Page extract
........

Maybe he wants all file types of the sender/reciever's.
But its hard to know what the OP wants isin't it.

-sln

Klaus

unread,
Apr 21, 2010, 2:48:59 PM4/21/10
to
On 21 avr, 20:07, s...@netherlands.com wrote:

> On Wed, 21 Apr 2010 10:06:14 -0700 (PDT), Klaus <klau...@gmail.com> wrote:
> >On 21 avr, 14:35, alwaysonnet <kalyanrajsi...@gmail.com> wrote:
> >> Hello all,
> >> I'm trying to parse the XML using XML::Twig Module as my XML could be
> >> very large to handle using XML::Simple. Please help me out of how to
> >> print the values based on the following...
> >>  <B>get the values of Sender, Receiver</B>
> >>  <B>get the FileType. In this case possible values are
> >> InitTAP,FatalRAP,ReTxTAP</B>

> Thats nice. Lets say he generally said "in this case its:"


> InitTAP  ReTxTAP  FatalRAP
> Why? Because its the file type.
> Maybe he wants all file types of the sender/reciever's.

........

Information shown

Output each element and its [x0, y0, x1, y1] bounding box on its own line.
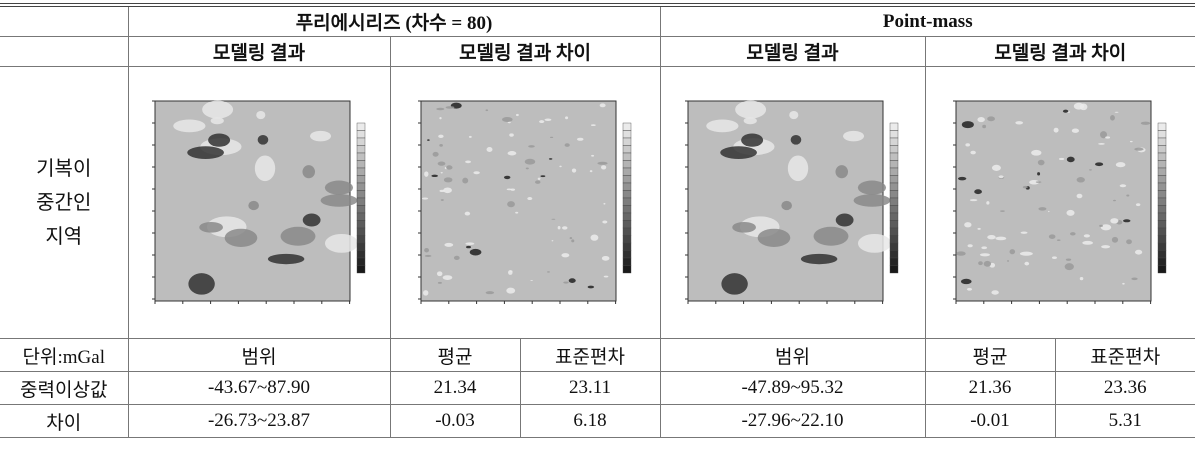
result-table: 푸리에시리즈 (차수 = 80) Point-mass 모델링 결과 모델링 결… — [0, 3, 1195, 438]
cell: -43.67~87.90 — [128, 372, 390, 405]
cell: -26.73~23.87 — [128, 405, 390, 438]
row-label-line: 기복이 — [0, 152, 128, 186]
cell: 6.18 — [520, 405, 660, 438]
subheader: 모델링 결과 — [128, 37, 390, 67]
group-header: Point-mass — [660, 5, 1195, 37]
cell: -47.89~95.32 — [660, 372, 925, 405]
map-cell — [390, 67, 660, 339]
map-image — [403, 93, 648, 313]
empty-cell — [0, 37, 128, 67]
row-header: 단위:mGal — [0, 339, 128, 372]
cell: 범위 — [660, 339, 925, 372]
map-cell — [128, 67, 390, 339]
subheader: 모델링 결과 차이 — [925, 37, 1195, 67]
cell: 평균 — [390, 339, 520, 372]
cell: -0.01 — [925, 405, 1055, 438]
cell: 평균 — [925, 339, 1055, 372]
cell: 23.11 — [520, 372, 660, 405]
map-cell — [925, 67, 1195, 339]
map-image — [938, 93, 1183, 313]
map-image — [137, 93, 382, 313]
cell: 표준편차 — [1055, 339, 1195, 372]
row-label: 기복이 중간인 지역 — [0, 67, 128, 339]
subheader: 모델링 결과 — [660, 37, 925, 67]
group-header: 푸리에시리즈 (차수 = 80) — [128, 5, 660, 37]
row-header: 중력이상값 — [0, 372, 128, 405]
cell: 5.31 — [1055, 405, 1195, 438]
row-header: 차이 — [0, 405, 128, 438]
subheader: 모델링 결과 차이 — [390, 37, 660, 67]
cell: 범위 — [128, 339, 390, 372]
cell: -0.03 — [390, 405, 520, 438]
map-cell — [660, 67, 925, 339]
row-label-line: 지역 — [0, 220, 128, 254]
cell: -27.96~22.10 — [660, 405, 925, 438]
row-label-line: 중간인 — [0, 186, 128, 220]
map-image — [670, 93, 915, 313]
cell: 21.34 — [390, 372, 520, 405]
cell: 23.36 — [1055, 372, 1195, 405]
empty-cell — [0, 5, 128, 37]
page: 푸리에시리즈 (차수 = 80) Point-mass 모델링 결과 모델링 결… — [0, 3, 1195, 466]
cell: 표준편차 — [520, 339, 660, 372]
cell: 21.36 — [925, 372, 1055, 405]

........

Parts of the exercise
• a. According to the XML parsing thread, why did the original poster choose the XML::Twig module over XML::Simple? Answer in one to three sentences.
• b. Which three possible file type values are listed in the XML parsing thread?
• c. Write the next part of the XML parsing thread, beginning after its final sentence.
The lines after the thread have no connection to it.

Written answers
• a. The original poster chose XML::Twig because the XML could be very large, possibly too large to handle with XML::Simple.

• b. InitTAP, FatalRAP and ReTxTAP.

• c.
in that case you use XML::Reader->newhd(... {filter => 2});

use strict;
use warnings;
use XML::Reader;

my $rdr = XML::Reader->newhd(\*DATA, {filter => 2});

my ($sender, $receiver);

while ($rdr->iterate) {
if ($rdr->path eq '/Data/ConnectionList/Connection/Sender') {
$sender = $rdr->value;
}
elsif ($rdr->path eq '/Data/ConnectionList/Connection/Receiver') {
$receiver = $rdr->value;
}
elsif ($rdr->is_start
and $rdr->path =~ m{\A /Data/ConnectionList/Connection/
FileItemList/FileItem/FileType/ (\w+) \z}xms) {
printf "Sender: %-5s, Receiver: %-5s, Type: %s\n",
$sender, $receiver, $1;
}
}

Here is the output

Sender: BRADD, Receiver: SHANE, Type: InitTAP

Sender: BRADD, Receiver: SHANE, Type: ReTxTAP

Sender: BRADD, Receiver: SHANE, Type: FatalRAP

s...@netherlands.com

unread,
Apr 21, 2010, 8:31:48 PM4/21/10
to

This is pretty good. I assume it does attribute/value as well.
It appears to be a lot of regex work, the more unknown the
elements become, but thats a tree stack.

It would be good though to have a capture mechanism, where
xml capture can be triggered on/off by the user, later to
be regurgitated to the user (on demand), and given to an
xml::simple style mechanism to turn it into filtered records.

It wouldn't change the simple, low memmory stream parsing at all,
just the source would be captured (appended) on/off to a named buffer,
on demand.

Its not as easy as it seems though. CaptureON/OFF (bufname, before/after),
nested capture's, single data pool. I think I've done this before.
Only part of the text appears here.